_EXERCISE INSTRUCTIONS_:
Transcribe all of the records precisely as they are presented.

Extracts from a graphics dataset
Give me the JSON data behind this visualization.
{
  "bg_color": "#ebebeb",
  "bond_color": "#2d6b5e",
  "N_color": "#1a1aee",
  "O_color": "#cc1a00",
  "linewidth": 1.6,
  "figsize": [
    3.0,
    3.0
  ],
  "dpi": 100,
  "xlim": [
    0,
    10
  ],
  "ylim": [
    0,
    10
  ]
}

_EXERCISE OUTPUT_:
Give me the JSON data behind this visualization.
{
  "bg_color": "#ebebeb",
  "bond_color": "#2d6b5e",
  "N_color": "#1a1aee",
  "O_color": "#cc1a00",
  "linewidth": 1.6,
  "figsize": [
    3.0,
    3.0
  ],
  "dpi": 100,
  "xlim": [
    0,
    10
  ],
  "ylim": [
    0,
    10
  ]
}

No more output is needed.